Data to use:
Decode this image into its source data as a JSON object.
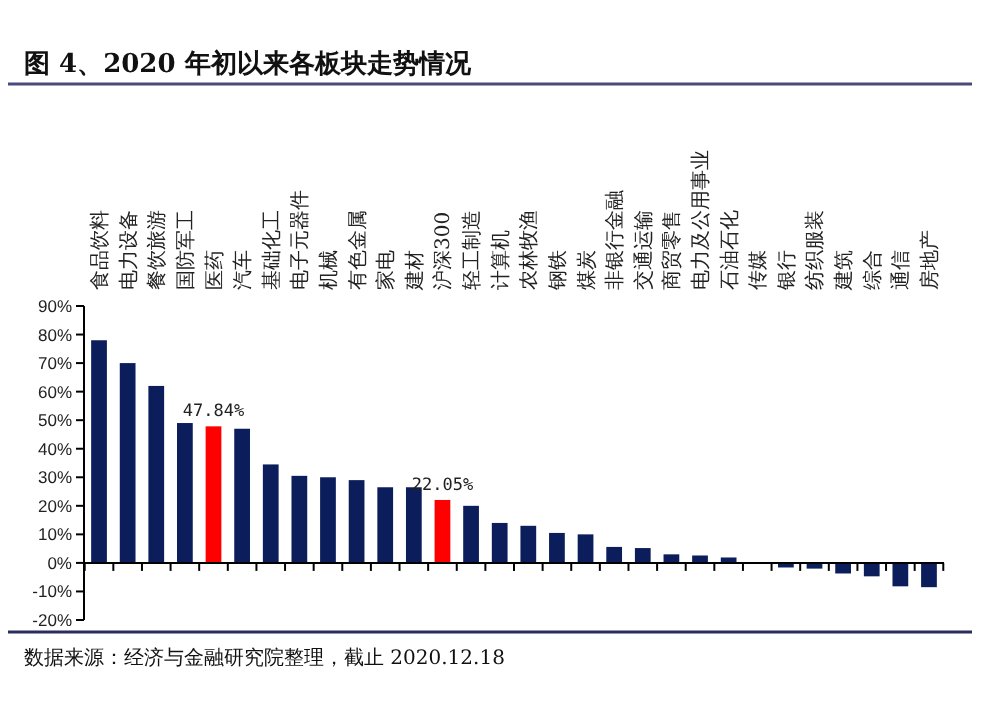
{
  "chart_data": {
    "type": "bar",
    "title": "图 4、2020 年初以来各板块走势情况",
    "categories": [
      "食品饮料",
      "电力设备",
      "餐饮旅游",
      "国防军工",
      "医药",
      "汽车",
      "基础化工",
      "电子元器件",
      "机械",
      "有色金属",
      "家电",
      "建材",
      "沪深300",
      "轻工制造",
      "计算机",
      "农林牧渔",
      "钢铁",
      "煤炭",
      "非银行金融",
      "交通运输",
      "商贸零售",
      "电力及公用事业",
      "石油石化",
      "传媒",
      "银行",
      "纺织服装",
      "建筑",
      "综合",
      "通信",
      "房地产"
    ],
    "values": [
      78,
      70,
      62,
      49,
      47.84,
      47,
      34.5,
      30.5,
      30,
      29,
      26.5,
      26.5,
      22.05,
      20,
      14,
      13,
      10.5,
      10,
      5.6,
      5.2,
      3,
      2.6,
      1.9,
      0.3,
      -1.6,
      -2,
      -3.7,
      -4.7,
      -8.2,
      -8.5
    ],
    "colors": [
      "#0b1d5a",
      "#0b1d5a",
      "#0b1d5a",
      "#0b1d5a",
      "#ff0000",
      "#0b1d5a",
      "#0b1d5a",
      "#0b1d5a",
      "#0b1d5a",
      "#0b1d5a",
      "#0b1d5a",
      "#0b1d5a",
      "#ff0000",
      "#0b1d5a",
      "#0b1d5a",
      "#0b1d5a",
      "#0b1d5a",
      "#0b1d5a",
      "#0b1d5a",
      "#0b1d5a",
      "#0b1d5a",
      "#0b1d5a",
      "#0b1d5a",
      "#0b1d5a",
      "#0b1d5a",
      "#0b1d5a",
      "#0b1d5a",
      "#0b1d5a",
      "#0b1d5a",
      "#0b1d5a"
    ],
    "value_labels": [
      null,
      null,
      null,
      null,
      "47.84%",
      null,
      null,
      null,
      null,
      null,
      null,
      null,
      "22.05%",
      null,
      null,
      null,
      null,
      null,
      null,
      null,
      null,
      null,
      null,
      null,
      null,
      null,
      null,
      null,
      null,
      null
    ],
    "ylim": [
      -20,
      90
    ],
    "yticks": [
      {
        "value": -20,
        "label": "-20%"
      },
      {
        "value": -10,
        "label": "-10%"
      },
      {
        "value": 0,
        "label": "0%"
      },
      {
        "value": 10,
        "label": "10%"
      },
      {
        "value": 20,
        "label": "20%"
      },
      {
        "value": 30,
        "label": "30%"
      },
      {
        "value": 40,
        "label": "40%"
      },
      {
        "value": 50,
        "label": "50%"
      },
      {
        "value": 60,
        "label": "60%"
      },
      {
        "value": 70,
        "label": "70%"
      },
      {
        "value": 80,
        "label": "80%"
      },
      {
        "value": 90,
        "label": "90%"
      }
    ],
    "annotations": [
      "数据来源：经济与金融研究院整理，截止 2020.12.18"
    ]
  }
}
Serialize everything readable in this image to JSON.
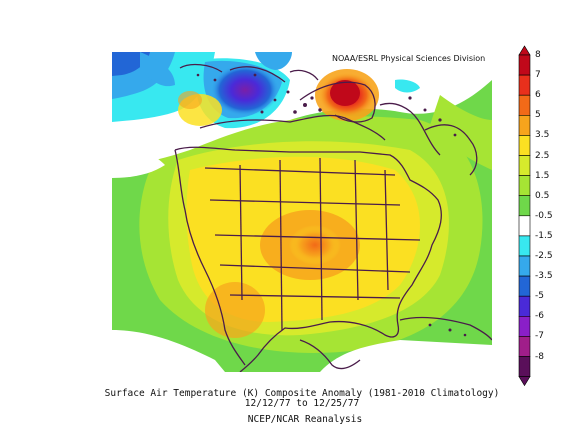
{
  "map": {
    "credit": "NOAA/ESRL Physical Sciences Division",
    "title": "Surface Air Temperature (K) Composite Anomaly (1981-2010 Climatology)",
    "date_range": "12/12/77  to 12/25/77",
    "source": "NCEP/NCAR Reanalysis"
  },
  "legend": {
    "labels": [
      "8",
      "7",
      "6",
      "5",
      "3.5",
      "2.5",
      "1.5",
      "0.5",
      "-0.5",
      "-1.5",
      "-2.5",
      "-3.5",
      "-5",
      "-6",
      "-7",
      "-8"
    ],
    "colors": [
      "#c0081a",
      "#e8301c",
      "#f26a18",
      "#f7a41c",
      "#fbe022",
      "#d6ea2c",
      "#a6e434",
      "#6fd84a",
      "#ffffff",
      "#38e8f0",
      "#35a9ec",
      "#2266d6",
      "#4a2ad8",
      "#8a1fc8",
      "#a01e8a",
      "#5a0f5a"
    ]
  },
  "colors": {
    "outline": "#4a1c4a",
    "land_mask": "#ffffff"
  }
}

What needs to be done: Skip every picture and transcribe the data above exactly.

Complete answer:
Decode this image into its source data as a JSON object.
{
  "chart_data": {
    "type": "bar",
    "title": "图 4、2020 年初以来各板块走势情况",
    "categories": [
      "食品饮料",
      "电力设备",
      "餐饮旅游",
      "国防军工",
      "医药",
      "汽车",
      "基础化工",
      "电子元器件",
      "机械",
      "有色金属",
      "家电",
      "建材",
      "沪深300",
      "轻工制造",
      "计算机",
      "农林牧渔",
      "钢铁",
      "煤炭",
      "非银行金融",
      "交通运输",
      "商贸零售",
      "电力及公用事业",
      "石油石化",
      "传媒",
      "银行",
      "纺织服装",
      "建筑",
      "综合",
      "通信",
      "房地产"
    ],
    "values": [
      78,
      70,
      62,
      49,
      47.84,
      47,
      34.5,
      30.5,
      30,
      29,
      26.5,
      26.5,
      22.05,
      20,
      14,
      13,
      10.5,
      10,
      5.6,
      5.2,
      3,
      2.6,
      1.9,
      0.3,
      -1.6,
      -2,
      -3.7,
      -4.7,
      -8.2,
      -8.5
    ],
    "colors": [
      "#0b1d5a",
      "#0b1d5a",
      "#0b1d5a",
      "#0b1d5a",
      "#ff0000",
      "#0b1d5a",
      "#0b1d5a",
      "#0b1d5a",
      "#0b1d5a",
      "#0b1d5a",
      "#0b1d5a",
      "#0b1d5a",
      "#ff0000",
      "#0b1d5a",
      "#0b1d5a",
      "#0b1d5a",
      "#0b1d5a",
      "#0b1d5a",
      "#0b1d5a",
      "#0b1d5a",
      "#0b1d5a",
      "#0b1d5a",
      "#0b1d5a",
      "#0b1d5a",
      "#0b1d5a",
      "#0b1d5a",
      "#0b1d5a",
      "#0b1d5a",
      "#0b1d5a",
      "#0b1d5a"
    ],
    "value_labels": [
      null,
      null,
      null,
      null,
      "47.84%",
      null,
      null,
      null,
      null,
      null,
      null,
      null,
      "22.05%",
      null,
      null,
      null,
      null,
      null,
      null,
      null,
      null,
      null,
      null,
      null,
      null,
      null,
      null,
      null,
      null,
      null
    ],
    "ylim": [
      -20,
      90
    ],
    "yticks": [
      {
        "value": -20,
        "label": "-20%"
      },
      {
        "value": -10,
        "label": "-10%"
      },
      {
        "value": 0,
        "label": "0%"
      },
      {
        "value": 10,
        "label": "10%"
      },
      {
        "value": 20,
        "label": "20%"
      },
      {
        "value": 30,
        "label": "30%"
      },
      {
        "value": 40,
        "label": "40%"
      },
      {
        "value": 50,
        "label": "50%"
      },
      {
        "value": 60,
        "label": "60%"
      },
      {
        "value": 70,
        "label": "70%"
      },
      {
        "value": 80,
        "label": "80%"
      },
      {
        "value": 90,
        "label": "90%"
      }
    ],
    "annotations": [
      "数据来源：经济与金融研究院整理，截止 2020.12.18"
    ]
  }
}
Serialize everything readable in this image to JSON.
{
  "map": {
    "credit": "NOAA/ESRL Physical Sciences Division",
    "title": "Surface Air Temperature (K) Composite Anomaly (1981-2010 Climatology)",
    "date_range": "12/12/77  to 12/25/77",
    "source": "NCEP/NCAR Reanalysis"
  },
  "legend": {
    "labels": [
      "8",
      "7",
      "6",
      "5",
      "3.5",
      "2.5",
      "1.5",
      "0.5",
      "-0.5",
      "-1.5",
      "-2.5",
      "-3.5",
      "-5",
      "-6",
      "-7",
      "-8"
    ],
    "colors": [
      "#c0081a",
      "#e8301c",
      "#f26a18",
      "#f7a41c",
      "#fbe022",
      "#d6ea2c",
      "#a6e434",
      "#6fd84a",
      "#ffffff",
      "#38e8f0",
      "#35a9ec",
      "#2266d6",
      "#4a2ad8",
      "#8a1fc8",
      "#a01e8a",
      "#5a0f5a"
    ]
  },
  "colors": {
    "outline": "#4a1c4a",
    "land_mask": "#ffffff"
  }
}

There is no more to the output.